● **Stated problem**
Across all the lines below, how many contain the string "your"? Please reply with the number only.

Dataset entries on figures:
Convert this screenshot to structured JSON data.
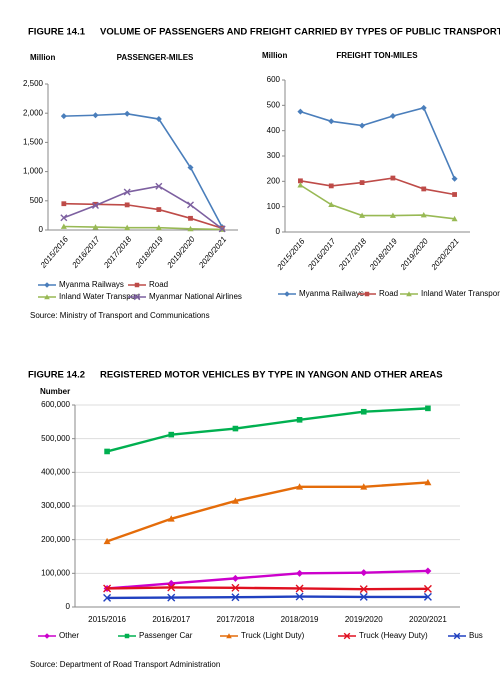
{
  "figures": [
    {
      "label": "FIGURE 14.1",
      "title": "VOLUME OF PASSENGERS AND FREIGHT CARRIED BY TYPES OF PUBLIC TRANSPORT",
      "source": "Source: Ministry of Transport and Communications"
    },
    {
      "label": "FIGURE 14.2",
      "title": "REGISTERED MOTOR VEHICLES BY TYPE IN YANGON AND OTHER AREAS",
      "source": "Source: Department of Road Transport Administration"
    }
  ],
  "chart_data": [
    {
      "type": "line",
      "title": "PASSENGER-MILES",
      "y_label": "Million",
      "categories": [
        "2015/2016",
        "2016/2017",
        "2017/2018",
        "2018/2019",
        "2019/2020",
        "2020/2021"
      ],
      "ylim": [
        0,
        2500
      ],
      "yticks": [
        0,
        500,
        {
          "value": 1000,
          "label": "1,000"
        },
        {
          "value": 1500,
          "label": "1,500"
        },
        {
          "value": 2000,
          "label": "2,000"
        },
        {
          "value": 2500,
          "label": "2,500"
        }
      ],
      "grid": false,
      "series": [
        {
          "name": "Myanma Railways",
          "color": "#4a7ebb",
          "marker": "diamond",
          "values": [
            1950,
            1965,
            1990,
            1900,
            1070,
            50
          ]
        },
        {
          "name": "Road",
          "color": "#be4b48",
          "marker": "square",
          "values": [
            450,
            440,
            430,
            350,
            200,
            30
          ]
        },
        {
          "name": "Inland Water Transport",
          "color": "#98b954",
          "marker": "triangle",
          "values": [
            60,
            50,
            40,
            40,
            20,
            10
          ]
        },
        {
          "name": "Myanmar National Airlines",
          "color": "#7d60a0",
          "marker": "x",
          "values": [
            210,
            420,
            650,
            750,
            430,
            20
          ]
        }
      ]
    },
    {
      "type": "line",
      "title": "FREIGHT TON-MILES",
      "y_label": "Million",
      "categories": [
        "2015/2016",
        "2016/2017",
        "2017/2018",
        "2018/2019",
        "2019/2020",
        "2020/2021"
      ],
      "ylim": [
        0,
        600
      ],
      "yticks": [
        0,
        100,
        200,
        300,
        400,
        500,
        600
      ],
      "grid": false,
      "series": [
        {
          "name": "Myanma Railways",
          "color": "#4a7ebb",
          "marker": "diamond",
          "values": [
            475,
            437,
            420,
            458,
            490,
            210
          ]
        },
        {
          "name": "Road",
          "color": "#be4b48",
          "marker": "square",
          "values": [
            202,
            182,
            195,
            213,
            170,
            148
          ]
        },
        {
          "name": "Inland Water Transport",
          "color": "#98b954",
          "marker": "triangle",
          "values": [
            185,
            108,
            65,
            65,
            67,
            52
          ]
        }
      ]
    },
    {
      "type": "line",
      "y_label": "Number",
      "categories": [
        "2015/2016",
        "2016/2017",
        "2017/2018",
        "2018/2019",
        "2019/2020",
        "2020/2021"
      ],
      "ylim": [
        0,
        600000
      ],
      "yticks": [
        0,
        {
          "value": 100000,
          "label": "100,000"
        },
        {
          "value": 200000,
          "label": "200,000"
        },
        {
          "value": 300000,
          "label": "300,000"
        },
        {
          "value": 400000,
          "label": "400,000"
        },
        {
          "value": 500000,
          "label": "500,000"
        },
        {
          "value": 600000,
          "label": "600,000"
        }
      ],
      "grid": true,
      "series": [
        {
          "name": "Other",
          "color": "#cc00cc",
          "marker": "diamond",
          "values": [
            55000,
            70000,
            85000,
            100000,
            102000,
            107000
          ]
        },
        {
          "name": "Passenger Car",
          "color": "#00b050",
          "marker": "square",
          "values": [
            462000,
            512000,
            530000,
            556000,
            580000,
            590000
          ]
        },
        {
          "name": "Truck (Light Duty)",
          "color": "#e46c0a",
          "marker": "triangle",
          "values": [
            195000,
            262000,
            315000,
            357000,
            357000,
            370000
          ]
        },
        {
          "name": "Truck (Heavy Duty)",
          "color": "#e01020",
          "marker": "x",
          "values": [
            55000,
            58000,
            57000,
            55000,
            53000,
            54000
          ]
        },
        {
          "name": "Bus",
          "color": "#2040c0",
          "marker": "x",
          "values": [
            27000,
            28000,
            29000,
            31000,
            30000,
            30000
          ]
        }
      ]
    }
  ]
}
...
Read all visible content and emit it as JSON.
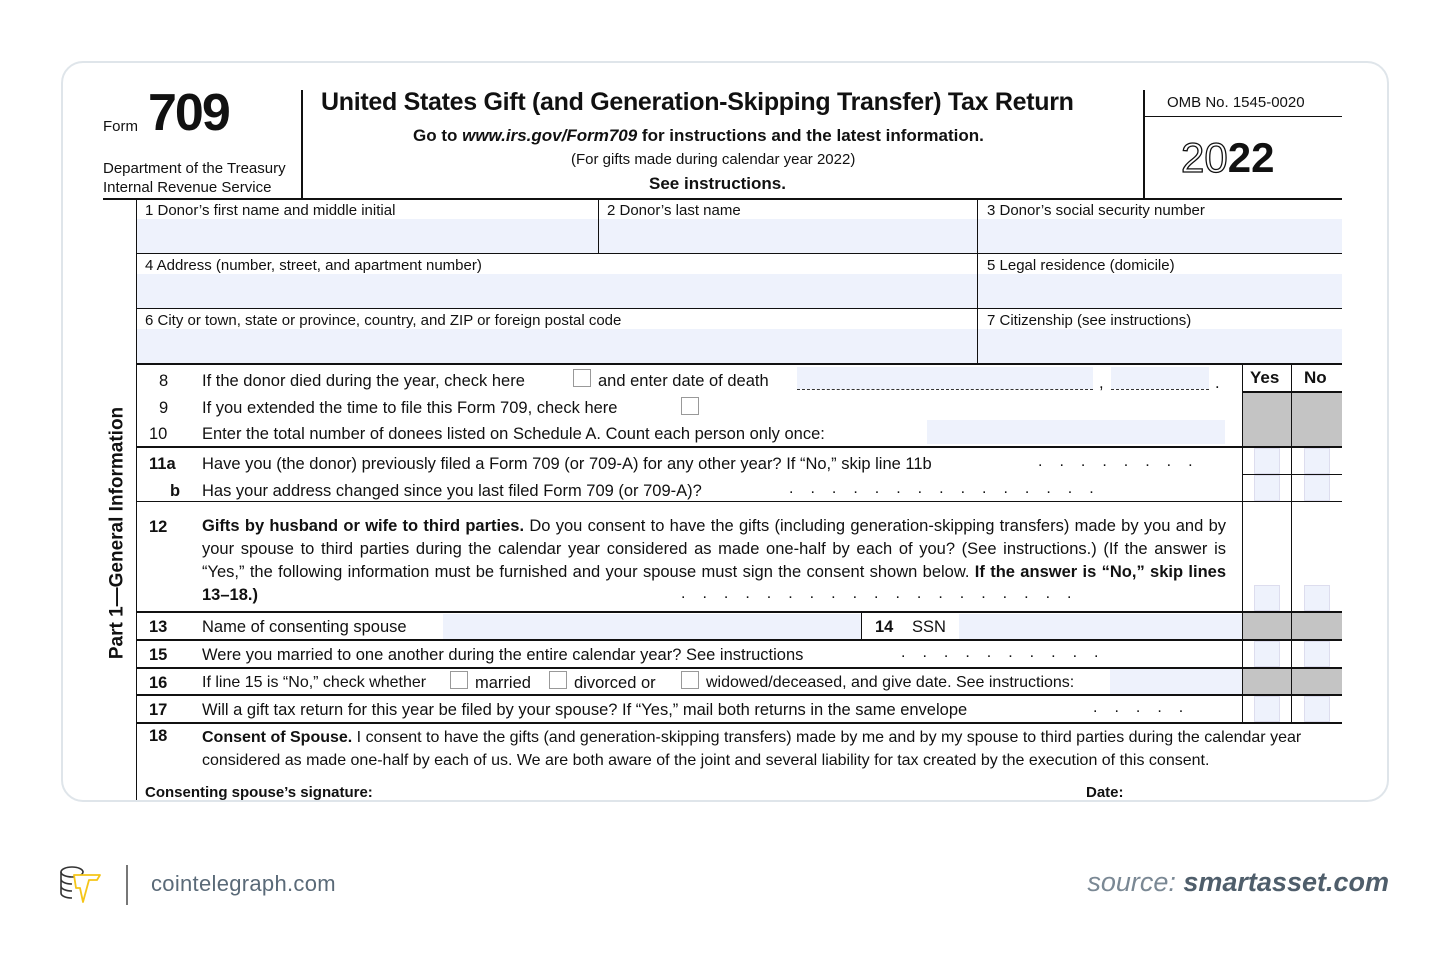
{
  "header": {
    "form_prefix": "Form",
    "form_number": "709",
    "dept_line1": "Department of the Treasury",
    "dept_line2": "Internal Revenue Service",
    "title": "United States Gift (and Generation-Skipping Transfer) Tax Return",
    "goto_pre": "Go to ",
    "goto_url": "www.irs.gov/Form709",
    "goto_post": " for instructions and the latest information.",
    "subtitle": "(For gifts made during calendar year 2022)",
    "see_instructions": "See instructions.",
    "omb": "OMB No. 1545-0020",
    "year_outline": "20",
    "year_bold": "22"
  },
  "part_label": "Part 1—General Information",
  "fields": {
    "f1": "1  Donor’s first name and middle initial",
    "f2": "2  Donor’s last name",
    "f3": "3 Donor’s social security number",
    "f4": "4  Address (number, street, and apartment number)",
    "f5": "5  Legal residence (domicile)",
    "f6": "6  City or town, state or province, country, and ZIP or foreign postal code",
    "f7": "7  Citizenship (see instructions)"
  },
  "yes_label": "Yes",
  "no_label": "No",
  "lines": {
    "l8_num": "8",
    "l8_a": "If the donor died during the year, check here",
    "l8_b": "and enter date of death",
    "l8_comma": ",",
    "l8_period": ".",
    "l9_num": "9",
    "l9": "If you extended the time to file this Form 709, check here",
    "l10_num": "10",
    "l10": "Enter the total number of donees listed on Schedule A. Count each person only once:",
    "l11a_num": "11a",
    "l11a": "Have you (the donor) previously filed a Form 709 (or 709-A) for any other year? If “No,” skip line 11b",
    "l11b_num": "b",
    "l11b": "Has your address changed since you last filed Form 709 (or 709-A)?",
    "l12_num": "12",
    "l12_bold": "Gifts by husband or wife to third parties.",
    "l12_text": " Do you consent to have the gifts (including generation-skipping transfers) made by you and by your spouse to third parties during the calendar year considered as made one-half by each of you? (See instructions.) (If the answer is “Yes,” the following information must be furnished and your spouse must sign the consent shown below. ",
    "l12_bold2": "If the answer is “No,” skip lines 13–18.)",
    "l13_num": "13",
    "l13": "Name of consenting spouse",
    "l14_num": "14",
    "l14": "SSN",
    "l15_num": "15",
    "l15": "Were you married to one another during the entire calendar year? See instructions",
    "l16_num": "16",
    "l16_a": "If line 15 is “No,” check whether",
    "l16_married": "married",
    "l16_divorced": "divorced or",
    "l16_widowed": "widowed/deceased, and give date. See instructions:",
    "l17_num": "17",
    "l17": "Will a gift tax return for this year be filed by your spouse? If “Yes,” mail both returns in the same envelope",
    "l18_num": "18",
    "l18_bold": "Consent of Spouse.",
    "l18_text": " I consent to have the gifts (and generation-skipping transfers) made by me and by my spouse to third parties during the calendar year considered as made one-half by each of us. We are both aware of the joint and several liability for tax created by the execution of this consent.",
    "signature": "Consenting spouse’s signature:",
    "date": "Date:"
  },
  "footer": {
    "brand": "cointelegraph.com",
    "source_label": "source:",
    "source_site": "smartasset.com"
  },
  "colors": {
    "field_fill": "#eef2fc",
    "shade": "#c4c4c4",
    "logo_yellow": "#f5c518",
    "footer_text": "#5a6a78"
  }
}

● **Exercise response**
3